++++ ENTRIES ++++

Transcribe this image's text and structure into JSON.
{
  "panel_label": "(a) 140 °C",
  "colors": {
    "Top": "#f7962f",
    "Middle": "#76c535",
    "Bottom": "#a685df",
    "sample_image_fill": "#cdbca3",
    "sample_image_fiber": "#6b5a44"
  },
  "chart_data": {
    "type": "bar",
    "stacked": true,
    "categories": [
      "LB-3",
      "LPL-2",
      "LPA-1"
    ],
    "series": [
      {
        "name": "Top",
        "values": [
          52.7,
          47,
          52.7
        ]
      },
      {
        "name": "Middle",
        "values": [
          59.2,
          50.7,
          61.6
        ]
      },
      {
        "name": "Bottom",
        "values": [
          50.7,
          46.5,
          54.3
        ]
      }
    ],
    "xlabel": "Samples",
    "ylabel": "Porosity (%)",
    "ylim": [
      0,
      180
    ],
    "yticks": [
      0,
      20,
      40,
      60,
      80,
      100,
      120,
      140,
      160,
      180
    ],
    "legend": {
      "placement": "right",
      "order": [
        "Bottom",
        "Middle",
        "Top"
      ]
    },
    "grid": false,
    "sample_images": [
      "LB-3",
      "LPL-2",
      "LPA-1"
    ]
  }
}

++++
++++ ENTRIES ++++

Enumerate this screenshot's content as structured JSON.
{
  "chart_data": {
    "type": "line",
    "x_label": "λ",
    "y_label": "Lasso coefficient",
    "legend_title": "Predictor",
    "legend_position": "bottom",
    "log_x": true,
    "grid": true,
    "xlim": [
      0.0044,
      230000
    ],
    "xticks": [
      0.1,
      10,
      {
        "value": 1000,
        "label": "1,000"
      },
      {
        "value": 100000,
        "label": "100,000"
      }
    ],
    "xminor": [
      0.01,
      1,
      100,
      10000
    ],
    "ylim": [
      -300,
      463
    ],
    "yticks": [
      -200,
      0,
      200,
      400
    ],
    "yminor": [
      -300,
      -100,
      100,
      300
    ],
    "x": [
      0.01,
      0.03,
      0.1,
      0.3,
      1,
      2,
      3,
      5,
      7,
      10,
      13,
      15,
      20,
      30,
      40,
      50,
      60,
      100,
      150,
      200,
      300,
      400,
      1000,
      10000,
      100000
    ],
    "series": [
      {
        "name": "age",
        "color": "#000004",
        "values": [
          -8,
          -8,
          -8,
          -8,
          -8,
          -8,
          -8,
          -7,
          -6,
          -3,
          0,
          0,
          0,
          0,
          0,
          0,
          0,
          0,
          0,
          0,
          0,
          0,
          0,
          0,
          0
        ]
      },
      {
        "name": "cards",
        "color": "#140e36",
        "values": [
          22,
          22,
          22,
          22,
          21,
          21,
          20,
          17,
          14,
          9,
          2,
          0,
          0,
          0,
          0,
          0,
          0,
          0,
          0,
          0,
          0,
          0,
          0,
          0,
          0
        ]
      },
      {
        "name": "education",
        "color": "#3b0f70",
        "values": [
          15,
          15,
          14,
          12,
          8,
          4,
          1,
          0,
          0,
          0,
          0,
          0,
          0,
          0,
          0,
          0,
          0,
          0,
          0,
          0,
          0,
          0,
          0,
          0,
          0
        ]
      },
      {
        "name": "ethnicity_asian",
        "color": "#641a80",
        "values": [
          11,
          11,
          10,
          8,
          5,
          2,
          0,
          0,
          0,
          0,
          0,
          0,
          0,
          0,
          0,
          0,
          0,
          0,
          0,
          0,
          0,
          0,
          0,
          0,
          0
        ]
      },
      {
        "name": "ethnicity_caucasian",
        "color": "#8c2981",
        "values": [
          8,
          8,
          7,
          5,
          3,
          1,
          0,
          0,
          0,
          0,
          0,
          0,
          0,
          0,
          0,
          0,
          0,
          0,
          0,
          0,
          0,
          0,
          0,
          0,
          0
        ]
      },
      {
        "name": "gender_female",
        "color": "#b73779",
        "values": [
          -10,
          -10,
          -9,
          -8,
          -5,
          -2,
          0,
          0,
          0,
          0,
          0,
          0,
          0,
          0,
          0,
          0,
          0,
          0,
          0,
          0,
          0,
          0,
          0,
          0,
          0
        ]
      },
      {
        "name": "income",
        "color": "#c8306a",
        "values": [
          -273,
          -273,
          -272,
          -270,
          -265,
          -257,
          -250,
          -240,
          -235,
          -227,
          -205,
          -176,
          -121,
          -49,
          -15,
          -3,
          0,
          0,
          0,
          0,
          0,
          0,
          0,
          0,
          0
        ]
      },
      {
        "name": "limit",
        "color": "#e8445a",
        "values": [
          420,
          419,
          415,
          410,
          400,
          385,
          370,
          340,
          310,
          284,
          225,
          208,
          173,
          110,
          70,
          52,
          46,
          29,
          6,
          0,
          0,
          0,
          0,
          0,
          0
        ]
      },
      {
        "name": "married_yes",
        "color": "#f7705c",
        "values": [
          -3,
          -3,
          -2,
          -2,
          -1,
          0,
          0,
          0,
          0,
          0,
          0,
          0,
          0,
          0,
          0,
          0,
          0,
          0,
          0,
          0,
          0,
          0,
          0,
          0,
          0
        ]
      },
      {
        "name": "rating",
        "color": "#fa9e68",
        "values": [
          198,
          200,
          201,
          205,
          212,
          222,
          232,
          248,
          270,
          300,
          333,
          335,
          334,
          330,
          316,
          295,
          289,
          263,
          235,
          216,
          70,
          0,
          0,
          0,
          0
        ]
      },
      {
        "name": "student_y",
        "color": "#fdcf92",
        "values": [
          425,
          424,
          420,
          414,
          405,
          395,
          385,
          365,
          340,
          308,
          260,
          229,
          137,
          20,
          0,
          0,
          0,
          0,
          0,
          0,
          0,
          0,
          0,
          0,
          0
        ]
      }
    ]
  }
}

++++
++++ ENTRIES ++++

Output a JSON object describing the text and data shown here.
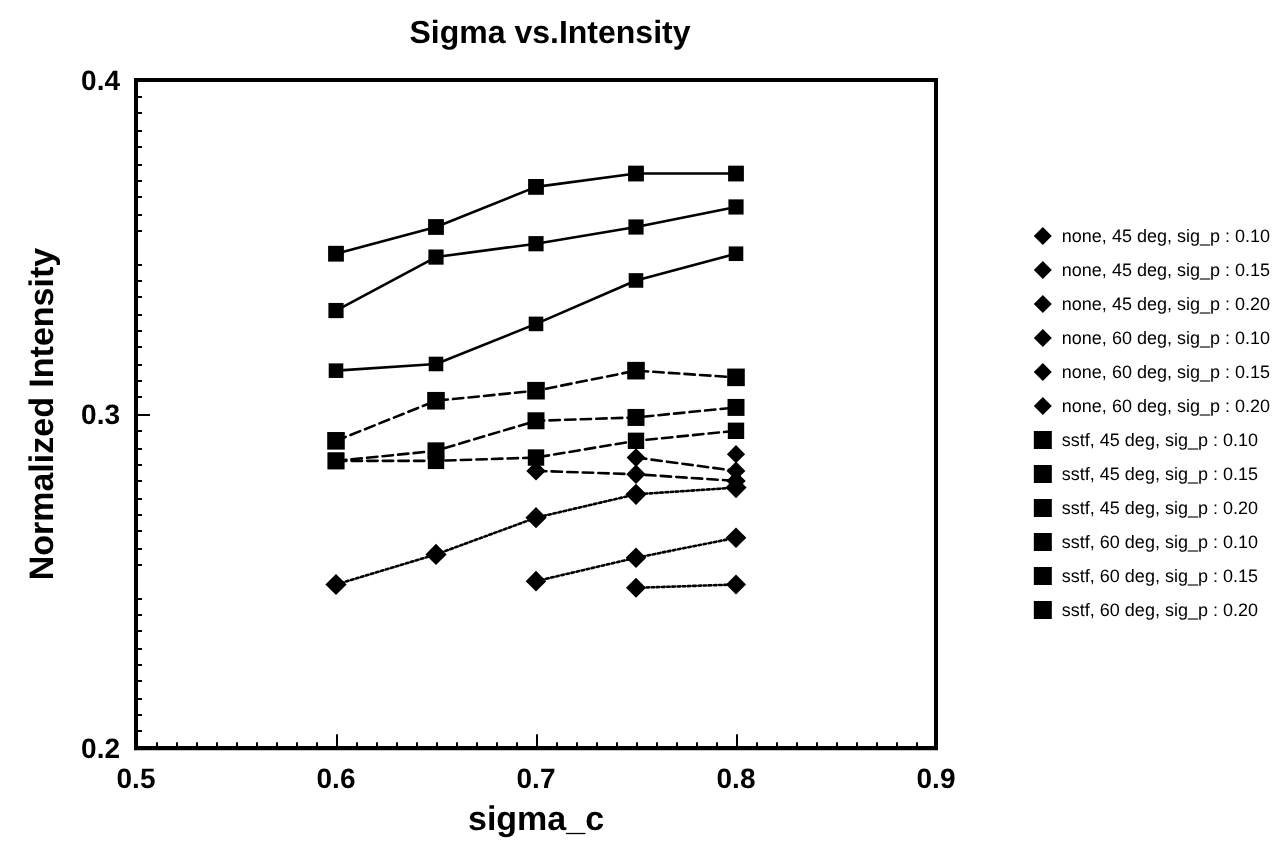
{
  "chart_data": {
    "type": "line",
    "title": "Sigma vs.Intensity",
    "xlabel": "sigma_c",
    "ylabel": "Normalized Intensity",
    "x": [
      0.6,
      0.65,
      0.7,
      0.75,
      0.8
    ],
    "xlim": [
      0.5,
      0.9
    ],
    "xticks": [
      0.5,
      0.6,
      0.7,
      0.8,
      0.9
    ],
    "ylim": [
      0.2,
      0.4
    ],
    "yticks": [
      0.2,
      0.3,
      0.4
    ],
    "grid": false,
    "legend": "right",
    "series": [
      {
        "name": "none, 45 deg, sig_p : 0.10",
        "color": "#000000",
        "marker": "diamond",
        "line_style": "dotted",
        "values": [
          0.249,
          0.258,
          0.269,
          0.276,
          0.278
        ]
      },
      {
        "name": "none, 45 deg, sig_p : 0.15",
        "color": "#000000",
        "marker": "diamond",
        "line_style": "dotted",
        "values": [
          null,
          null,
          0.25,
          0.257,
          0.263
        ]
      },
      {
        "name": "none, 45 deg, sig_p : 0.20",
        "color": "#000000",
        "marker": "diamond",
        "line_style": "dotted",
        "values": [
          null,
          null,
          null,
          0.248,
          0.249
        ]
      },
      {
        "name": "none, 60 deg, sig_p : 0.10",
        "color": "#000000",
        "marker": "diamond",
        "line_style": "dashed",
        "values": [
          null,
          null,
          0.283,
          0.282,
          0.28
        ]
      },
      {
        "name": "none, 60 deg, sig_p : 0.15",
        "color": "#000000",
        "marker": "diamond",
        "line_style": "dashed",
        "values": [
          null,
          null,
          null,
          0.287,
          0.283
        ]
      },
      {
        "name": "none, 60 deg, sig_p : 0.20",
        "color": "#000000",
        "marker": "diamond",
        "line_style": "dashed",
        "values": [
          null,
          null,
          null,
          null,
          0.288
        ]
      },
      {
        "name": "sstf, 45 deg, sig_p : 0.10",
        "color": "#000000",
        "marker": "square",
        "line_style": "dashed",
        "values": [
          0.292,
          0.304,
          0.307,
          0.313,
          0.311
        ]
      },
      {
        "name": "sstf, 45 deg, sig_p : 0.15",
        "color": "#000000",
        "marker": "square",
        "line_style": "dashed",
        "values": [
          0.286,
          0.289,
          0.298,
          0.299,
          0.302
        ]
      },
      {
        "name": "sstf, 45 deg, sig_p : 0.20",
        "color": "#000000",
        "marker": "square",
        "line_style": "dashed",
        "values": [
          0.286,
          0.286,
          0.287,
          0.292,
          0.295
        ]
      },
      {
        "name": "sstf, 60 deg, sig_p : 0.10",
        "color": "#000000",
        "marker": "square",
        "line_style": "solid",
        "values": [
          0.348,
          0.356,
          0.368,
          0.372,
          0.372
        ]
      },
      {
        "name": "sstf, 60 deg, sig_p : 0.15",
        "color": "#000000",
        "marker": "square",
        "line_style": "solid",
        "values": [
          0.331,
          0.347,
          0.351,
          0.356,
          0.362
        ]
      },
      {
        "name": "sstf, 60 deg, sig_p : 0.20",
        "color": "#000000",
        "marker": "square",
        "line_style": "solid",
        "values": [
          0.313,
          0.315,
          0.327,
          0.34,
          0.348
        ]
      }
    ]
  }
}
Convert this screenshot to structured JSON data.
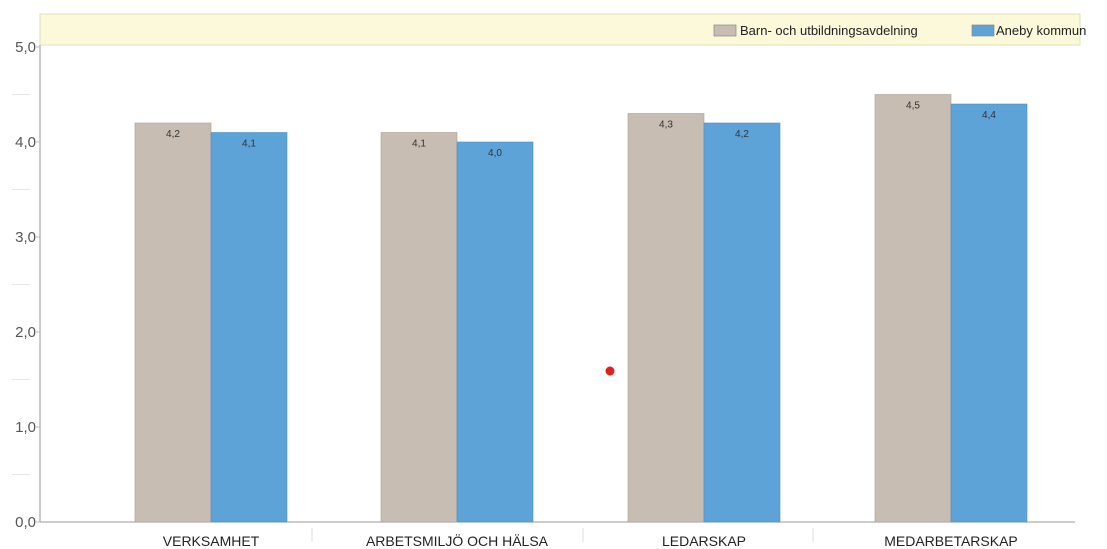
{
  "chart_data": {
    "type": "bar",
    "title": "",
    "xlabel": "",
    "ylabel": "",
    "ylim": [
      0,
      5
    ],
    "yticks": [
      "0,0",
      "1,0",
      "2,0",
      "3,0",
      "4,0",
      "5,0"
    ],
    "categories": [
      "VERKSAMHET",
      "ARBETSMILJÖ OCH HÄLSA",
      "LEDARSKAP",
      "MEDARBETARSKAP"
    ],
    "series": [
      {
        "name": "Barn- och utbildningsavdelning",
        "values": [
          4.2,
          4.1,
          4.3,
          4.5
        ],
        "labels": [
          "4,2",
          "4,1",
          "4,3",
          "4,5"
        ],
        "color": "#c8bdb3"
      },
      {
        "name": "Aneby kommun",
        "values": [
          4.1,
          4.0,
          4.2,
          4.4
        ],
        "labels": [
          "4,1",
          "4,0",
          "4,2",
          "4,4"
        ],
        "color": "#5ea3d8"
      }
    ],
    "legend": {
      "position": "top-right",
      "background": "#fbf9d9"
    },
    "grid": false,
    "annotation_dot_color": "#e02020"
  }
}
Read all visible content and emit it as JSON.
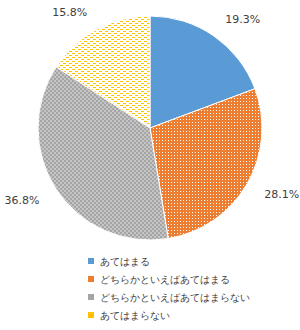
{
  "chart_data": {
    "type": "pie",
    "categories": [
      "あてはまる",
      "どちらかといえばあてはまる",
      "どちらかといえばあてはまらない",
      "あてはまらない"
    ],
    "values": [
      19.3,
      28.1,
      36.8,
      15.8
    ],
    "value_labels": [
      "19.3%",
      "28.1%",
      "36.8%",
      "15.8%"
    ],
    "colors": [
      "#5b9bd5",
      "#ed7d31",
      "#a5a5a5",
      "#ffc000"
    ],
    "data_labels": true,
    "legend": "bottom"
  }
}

++++

● **DESCRIPTION OF THE TASK**: Pull every line containing "true" from the material above.

● **CORRECT ANSWER**:
    "stacked": true,
    "log_x": true,
    "grid": true,
    "data_labels": true,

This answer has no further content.